Dataset rows about figures:
##############################

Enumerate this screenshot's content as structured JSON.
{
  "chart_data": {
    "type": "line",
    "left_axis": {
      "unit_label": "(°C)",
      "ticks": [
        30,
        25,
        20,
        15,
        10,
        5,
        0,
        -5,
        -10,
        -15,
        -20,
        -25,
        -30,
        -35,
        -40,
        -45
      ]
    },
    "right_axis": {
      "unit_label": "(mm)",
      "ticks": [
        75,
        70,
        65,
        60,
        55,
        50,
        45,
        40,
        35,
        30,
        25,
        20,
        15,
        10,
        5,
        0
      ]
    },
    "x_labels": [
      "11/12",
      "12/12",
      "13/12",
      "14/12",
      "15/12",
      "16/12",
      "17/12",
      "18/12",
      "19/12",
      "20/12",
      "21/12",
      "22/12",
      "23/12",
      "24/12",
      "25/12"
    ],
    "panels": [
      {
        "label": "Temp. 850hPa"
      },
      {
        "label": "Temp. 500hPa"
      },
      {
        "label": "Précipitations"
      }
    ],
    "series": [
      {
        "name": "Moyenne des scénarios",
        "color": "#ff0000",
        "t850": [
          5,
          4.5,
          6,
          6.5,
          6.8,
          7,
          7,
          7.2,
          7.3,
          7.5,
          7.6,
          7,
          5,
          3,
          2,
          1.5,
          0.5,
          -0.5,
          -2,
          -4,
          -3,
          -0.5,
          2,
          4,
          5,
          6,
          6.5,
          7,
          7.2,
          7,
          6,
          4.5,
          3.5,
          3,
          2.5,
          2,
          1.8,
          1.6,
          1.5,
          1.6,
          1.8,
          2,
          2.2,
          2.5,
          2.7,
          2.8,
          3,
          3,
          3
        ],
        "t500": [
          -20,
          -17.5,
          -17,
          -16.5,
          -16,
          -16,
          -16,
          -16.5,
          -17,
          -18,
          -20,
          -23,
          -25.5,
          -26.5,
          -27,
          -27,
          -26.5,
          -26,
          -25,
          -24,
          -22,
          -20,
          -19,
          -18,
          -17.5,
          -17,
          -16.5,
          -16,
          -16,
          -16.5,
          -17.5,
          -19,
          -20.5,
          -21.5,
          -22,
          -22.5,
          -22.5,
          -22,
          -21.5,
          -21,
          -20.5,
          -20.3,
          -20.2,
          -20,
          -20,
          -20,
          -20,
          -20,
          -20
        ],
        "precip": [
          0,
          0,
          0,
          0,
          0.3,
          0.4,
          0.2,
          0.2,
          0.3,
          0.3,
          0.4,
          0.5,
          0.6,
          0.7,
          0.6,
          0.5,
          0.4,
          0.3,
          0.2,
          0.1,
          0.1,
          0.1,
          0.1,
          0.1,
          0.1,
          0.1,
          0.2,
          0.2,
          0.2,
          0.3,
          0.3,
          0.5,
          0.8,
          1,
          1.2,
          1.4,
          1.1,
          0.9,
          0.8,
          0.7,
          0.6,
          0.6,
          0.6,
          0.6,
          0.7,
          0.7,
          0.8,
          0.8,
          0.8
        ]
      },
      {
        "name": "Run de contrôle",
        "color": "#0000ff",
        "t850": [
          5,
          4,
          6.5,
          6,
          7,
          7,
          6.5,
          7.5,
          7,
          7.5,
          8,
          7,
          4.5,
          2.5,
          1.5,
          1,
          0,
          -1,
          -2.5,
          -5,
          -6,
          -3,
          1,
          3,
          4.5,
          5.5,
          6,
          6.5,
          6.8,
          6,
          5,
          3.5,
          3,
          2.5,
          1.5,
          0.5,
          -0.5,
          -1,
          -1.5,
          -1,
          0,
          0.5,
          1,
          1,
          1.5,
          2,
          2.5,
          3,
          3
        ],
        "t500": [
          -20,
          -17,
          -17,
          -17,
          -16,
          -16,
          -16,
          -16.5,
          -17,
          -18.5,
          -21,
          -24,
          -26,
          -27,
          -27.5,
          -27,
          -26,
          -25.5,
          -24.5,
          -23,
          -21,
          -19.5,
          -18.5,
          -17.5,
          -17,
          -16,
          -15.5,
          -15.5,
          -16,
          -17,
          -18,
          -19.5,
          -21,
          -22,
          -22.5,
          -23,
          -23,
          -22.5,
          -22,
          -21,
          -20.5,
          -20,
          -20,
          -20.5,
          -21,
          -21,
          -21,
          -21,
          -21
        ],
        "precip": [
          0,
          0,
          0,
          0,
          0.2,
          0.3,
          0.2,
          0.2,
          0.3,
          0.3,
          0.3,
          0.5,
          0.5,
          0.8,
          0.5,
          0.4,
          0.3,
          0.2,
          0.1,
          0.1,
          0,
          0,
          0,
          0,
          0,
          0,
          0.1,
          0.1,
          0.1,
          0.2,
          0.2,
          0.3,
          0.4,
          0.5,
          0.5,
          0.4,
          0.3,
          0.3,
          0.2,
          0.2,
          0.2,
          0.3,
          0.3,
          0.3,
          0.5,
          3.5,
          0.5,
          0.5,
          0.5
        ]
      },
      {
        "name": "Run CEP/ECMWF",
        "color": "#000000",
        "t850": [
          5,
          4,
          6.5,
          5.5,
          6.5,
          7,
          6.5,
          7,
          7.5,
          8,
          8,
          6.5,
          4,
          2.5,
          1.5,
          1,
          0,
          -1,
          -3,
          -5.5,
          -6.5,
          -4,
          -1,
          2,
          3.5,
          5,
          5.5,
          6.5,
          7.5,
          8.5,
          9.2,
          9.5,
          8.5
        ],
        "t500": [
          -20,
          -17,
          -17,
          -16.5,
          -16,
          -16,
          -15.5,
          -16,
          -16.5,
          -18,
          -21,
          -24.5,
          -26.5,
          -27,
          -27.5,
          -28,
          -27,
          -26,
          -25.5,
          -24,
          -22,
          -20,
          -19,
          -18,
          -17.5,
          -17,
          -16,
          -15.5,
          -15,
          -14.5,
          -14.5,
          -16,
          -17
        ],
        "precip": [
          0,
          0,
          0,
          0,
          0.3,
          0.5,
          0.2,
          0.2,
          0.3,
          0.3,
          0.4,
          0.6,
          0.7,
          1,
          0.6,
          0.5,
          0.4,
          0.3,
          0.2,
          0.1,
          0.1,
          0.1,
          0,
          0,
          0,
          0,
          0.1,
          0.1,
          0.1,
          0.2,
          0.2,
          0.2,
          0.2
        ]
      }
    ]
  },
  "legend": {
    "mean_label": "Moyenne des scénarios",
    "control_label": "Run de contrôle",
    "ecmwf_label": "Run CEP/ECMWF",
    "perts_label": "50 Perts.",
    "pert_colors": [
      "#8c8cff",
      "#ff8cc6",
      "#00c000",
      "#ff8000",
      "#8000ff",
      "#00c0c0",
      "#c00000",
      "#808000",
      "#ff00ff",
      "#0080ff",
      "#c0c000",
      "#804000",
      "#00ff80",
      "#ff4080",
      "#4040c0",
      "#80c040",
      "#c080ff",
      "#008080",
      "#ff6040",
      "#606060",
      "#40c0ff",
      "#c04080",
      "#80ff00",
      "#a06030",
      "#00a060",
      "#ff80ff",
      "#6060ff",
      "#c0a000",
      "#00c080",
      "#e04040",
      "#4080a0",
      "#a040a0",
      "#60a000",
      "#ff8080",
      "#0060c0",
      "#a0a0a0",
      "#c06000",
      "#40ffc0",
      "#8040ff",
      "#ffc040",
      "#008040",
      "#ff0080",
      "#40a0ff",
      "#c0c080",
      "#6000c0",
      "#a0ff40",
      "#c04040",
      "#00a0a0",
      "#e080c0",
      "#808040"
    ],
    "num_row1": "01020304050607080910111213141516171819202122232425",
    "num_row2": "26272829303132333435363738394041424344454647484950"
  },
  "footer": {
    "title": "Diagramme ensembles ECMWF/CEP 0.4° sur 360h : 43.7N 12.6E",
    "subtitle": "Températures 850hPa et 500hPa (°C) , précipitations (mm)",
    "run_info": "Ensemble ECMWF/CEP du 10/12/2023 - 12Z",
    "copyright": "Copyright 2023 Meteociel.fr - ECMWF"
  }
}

##############################

Prompt:
List all lines holding the string "name".

Solution to the problem:
        "name": "Moyenne des scénarios",
        "name": "Run de contrôle",
        "name": "Run CEP/ECMWF",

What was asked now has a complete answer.